• **Task directions**: Switch "bboxes" to "bounding boxes" in the records from the start up to and including the line with "senka-cell: 7.38 <box>345 677 516 714</box>", and write those lines out again with nothing else altered.
** START OF Data provided **
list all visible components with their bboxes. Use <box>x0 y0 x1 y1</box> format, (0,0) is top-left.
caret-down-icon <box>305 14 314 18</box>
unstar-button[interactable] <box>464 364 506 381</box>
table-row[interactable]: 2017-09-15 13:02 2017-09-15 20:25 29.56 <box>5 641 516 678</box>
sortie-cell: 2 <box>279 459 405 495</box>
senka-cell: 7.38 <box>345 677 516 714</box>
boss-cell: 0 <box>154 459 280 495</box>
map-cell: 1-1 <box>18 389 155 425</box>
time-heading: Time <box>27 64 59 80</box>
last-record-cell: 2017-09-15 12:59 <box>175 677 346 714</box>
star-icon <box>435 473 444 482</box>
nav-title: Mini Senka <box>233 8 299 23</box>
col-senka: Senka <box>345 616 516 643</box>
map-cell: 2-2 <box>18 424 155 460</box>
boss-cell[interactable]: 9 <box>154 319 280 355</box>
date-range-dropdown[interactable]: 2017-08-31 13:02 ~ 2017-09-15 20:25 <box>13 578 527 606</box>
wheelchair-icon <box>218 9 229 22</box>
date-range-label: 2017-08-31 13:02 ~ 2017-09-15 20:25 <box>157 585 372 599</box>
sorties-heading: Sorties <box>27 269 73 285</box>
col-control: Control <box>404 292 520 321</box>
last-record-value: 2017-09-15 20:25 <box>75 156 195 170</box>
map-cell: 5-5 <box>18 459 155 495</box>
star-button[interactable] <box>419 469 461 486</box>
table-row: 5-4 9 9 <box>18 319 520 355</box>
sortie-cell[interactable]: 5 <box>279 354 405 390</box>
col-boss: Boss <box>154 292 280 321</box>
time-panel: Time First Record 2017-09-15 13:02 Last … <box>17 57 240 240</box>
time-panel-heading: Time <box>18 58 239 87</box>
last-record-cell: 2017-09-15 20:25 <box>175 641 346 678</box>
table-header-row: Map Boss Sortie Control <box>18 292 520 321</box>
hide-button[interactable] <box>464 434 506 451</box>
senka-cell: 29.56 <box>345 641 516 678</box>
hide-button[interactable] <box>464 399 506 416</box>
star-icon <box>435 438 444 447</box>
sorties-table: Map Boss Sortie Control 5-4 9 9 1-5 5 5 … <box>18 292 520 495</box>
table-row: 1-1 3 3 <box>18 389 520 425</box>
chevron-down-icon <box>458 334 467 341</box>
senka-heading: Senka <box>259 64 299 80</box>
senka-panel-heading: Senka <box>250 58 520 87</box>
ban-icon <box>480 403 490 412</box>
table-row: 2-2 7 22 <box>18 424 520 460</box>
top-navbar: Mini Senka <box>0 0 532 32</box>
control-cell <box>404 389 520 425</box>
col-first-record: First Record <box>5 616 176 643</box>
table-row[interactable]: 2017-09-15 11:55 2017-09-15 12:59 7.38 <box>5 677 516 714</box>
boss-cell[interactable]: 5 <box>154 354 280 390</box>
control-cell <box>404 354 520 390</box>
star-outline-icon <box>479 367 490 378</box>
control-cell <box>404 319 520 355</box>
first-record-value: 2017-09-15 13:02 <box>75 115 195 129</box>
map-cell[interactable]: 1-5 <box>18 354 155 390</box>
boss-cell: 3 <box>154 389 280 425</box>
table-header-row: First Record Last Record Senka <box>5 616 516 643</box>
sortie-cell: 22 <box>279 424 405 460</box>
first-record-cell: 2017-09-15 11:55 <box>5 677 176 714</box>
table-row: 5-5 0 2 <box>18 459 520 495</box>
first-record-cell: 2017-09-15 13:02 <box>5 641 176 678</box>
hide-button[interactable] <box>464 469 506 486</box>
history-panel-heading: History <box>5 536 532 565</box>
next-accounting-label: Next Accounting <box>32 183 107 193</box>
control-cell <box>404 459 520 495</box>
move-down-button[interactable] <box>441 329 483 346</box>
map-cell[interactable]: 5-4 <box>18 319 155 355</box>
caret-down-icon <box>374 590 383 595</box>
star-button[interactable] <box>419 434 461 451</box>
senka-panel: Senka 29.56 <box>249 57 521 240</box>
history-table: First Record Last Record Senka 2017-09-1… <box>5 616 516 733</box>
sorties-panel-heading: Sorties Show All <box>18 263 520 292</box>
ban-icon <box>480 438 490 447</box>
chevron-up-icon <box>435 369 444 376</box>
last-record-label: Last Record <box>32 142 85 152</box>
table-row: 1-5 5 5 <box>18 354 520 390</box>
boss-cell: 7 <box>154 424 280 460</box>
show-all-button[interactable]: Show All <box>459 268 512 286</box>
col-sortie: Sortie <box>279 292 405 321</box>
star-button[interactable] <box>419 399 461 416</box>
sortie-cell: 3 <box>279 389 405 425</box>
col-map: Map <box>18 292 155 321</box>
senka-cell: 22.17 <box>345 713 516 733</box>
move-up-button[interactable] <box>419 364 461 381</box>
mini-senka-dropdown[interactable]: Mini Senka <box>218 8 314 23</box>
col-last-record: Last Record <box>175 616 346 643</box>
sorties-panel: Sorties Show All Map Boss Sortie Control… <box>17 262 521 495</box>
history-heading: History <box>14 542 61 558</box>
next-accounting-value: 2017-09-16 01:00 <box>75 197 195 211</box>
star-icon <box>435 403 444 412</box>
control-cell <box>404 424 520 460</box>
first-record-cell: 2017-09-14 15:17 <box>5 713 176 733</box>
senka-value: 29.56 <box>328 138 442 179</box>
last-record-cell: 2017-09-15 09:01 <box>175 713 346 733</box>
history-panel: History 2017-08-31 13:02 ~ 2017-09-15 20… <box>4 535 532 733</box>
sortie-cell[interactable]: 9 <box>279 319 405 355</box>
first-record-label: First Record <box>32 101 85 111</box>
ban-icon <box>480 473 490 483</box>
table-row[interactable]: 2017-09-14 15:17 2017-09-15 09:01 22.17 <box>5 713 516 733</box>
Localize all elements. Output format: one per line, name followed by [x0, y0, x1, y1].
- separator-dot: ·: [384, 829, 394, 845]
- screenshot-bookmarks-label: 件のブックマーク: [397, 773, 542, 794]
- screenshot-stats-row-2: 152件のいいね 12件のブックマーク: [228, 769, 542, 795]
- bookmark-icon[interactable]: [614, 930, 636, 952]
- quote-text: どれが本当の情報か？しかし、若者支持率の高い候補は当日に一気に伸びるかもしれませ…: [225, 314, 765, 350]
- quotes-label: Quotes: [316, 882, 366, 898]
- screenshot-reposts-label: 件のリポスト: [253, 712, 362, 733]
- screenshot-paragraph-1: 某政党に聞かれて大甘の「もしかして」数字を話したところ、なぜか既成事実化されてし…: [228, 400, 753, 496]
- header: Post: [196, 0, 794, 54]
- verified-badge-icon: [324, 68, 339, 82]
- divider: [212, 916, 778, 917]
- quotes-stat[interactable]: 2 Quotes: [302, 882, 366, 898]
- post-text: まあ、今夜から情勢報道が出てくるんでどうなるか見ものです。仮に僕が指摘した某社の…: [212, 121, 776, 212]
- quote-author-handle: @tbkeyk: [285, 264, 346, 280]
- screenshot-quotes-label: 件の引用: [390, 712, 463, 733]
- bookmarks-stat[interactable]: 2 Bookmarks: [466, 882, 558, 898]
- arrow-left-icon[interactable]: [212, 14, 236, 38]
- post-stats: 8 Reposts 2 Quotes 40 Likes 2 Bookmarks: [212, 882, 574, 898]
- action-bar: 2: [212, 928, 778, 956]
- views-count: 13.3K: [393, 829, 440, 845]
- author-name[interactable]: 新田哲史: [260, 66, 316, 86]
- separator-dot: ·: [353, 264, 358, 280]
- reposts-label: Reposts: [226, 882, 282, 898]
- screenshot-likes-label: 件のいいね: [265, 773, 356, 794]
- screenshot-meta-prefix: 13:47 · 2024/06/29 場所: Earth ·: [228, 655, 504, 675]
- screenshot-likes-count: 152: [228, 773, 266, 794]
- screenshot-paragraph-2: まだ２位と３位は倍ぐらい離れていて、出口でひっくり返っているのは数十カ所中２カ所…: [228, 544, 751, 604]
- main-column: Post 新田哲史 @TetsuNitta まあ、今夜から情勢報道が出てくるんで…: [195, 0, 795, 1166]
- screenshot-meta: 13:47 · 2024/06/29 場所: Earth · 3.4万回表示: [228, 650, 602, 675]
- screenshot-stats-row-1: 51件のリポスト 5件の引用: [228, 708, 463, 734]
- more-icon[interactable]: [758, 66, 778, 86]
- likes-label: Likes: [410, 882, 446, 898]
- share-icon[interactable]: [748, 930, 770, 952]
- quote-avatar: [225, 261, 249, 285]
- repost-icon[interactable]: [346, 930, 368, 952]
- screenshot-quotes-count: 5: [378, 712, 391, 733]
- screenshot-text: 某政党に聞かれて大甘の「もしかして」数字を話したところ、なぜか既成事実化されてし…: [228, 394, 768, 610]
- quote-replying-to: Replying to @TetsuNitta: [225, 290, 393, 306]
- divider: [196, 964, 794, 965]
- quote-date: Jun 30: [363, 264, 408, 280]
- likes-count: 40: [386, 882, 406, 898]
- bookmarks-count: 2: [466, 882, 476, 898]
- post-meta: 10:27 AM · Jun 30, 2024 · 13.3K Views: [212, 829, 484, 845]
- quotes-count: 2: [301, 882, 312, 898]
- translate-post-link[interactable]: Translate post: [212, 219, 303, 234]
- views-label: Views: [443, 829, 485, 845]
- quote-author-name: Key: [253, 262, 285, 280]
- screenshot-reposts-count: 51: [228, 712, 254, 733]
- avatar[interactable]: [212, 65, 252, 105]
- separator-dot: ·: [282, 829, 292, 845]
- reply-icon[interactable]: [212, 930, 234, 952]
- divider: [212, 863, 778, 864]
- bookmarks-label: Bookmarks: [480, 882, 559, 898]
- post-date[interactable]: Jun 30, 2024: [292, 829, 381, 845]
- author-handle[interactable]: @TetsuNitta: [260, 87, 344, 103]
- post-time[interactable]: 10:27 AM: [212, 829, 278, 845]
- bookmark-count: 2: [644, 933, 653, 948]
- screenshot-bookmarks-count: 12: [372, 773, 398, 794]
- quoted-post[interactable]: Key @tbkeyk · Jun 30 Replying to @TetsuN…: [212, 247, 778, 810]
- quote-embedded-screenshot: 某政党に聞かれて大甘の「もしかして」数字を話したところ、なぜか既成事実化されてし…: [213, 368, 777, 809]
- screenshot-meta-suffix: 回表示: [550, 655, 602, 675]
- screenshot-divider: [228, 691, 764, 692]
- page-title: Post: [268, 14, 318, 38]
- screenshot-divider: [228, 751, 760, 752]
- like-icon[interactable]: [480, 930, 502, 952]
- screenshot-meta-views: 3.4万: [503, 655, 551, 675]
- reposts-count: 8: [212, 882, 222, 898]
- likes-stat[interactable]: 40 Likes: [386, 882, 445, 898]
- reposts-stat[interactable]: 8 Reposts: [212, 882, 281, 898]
** END OF Data provided **
• **In response**:
list all visible components with their bounding boxes. Use <box>x0 y0 x1 y1</box> format, (0,0) is top-left.
caret-down-icon <box>305 14 314 18</box>
unstar-button[interactable] <box>464 364 506 381</box>
table-row[interactable]: 2017-09-15 13:02 2017-09-15 20:25 29.56 <box>5 641 516 678</box>
sortie-cell: 2 <box>279 459 405 495</box>
senka-cell: 7.38 <box>345 677 516 714</box>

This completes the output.